== Set problem ==
In the entries below, find the lines with the word "color" and copy them.
begin Records supplied
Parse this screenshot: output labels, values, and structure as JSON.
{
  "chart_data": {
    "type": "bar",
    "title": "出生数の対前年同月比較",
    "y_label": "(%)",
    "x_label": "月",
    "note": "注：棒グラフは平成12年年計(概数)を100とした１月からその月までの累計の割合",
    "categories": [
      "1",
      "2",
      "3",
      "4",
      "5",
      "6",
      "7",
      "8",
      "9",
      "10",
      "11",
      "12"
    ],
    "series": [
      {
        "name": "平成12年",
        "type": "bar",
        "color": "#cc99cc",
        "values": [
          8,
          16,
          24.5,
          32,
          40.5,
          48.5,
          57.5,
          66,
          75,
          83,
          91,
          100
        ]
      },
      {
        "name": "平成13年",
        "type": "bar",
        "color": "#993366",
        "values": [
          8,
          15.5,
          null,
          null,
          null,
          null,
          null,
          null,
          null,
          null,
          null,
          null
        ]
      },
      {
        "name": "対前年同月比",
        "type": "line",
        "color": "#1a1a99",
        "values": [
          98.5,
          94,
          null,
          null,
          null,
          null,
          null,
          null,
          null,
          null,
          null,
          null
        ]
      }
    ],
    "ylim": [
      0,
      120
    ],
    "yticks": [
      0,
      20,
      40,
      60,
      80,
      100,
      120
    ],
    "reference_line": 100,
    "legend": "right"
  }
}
end Records supplied
== Output of the task ==
        "color": "#cc99cc",
        "color": "#993366",
        "color": "#1a1a99",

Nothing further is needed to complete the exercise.